● **Stored items from a collection**

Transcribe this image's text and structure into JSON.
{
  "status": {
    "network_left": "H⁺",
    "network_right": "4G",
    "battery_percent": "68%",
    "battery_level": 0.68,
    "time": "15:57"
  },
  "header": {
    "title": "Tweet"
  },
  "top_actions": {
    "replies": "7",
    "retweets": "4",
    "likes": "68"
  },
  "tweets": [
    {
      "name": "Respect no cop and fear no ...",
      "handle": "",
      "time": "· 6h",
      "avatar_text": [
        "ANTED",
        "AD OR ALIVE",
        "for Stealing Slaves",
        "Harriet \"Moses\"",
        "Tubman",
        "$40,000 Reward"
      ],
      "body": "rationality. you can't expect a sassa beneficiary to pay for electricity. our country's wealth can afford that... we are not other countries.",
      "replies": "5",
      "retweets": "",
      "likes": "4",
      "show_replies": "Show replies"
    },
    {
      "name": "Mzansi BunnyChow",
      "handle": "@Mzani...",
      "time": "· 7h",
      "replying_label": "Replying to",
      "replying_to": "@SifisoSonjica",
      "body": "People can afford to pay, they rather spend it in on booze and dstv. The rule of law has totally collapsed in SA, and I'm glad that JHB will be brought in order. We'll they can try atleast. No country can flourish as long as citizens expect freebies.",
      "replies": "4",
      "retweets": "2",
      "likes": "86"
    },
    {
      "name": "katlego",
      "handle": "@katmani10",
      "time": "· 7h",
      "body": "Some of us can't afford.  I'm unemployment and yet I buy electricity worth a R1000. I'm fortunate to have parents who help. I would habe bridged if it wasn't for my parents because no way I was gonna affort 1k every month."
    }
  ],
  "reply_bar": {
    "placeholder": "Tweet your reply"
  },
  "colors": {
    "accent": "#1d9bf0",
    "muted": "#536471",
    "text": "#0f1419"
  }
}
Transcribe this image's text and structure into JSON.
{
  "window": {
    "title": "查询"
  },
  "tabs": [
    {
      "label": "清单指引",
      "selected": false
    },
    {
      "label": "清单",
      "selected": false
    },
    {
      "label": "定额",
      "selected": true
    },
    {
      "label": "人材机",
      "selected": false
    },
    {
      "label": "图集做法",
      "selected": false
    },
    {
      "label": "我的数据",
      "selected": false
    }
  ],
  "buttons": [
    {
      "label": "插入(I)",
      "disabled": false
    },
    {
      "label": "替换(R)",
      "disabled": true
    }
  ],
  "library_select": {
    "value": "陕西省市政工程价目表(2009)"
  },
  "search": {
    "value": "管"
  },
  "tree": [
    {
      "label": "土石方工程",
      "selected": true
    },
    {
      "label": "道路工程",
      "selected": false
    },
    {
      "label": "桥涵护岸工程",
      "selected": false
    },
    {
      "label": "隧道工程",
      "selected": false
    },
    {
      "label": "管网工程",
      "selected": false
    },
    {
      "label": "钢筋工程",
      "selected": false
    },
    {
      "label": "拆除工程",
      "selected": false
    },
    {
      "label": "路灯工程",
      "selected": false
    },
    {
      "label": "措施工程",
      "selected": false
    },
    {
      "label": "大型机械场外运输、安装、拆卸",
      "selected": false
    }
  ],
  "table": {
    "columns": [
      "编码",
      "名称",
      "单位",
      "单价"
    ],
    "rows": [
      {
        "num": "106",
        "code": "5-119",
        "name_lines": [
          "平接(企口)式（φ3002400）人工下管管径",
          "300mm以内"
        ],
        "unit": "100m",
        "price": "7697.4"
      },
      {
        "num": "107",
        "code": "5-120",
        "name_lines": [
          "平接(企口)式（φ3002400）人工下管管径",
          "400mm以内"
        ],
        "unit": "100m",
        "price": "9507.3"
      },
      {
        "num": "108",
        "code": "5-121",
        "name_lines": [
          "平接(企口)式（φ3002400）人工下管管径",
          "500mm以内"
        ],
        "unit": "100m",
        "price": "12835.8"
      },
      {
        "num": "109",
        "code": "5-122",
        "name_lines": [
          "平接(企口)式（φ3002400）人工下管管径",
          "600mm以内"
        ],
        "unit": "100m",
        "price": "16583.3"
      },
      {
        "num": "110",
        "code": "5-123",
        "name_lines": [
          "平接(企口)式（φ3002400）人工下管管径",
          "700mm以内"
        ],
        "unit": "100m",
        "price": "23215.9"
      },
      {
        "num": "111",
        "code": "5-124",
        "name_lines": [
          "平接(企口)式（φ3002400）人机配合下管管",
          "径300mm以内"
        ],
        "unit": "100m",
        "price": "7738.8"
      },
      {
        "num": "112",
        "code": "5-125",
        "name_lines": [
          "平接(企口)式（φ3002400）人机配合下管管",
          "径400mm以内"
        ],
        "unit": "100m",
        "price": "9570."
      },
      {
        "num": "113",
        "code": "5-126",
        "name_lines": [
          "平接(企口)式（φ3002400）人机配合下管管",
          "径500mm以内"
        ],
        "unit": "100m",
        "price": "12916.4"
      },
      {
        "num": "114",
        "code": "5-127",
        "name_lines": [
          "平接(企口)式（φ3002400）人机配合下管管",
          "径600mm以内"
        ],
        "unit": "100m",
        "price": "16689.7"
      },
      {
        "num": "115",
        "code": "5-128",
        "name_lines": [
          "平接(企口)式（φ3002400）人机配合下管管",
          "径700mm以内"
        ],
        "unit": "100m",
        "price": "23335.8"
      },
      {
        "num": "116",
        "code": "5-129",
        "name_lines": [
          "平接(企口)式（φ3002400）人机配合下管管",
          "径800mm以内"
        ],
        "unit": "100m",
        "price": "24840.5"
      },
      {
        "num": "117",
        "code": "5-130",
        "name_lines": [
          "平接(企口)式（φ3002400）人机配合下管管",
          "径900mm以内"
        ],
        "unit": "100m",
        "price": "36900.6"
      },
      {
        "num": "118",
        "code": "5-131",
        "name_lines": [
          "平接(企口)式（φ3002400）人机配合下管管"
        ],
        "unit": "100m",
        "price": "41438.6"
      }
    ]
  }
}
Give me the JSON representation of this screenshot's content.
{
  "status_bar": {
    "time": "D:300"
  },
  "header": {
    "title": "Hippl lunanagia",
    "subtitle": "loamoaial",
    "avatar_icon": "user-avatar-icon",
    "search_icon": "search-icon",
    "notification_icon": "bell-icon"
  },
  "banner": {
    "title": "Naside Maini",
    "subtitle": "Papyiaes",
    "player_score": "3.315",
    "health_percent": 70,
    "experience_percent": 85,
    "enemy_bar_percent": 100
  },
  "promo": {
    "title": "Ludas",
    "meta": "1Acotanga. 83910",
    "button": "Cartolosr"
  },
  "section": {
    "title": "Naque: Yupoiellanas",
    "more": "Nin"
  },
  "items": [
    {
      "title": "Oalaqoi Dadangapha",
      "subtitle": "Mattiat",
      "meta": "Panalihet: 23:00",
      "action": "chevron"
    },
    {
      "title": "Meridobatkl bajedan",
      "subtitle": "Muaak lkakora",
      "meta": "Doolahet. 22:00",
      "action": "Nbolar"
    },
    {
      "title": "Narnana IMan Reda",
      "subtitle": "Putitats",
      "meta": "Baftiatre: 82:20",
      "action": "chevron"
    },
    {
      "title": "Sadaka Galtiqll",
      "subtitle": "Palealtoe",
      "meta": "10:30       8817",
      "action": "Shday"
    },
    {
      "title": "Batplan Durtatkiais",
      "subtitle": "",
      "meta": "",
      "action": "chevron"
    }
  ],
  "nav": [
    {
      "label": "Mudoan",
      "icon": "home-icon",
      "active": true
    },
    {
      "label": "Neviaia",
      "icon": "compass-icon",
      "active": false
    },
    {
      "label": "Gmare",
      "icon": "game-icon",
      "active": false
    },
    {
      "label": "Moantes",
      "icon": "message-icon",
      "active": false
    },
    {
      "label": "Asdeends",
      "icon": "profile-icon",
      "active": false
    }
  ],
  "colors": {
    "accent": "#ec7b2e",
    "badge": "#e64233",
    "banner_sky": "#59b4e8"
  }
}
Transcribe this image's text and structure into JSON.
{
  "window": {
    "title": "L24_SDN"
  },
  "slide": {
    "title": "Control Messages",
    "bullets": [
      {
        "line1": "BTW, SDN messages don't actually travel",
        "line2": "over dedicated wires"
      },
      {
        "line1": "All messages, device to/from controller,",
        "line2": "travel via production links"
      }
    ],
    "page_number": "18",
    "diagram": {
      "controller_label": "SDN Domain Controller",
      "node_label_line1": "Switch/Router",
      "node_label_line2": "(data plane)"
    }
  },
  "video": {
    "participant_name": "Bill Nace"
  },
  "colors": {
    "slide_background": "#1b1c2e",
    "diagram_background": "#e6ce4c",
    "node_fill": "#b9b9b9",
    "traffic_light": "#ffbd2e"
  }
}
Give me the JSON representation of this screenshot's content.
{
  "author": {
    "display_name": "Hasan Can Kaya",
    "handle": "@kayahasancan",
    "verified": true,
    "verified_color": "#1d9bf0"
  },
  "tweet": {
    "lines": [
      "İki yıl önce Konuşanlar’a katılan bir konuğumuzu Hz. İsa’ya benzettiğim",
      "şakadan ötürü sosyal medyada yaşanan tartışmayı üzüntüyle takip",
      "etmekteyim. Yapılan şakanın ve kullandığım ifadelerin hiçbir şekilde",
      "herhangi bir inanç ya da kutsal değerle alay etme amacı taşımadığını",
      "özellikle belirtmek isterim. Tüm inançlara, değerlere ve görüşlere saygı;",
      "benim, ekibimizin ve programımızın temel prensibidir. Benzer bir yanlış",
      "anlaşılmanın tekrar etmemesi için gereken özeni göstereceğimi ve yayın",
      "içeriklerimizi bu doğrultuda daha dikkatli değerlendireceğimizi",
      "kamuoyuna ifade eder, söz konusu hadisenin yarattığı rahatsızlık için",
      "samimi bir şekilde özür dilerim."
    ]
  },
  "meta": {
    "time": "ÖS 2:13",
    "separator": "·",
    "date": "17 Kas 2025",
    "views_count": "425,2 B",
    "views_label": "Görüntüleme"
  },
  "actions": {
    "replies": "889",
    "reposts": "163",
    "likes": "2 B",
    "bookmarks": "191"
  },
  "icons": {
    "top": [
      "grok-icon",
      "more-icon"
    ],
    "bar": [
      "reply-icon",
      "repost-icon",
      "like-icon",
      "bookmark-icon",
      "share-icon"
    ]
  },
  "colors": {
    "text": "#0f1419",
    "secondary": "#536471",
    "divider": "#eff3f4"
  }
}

● **PROBLEM REQUIREMENTS**
In how many lines does the word "travel" appear? Respond with the number alone.

● **COMPLETE ANSWER**
2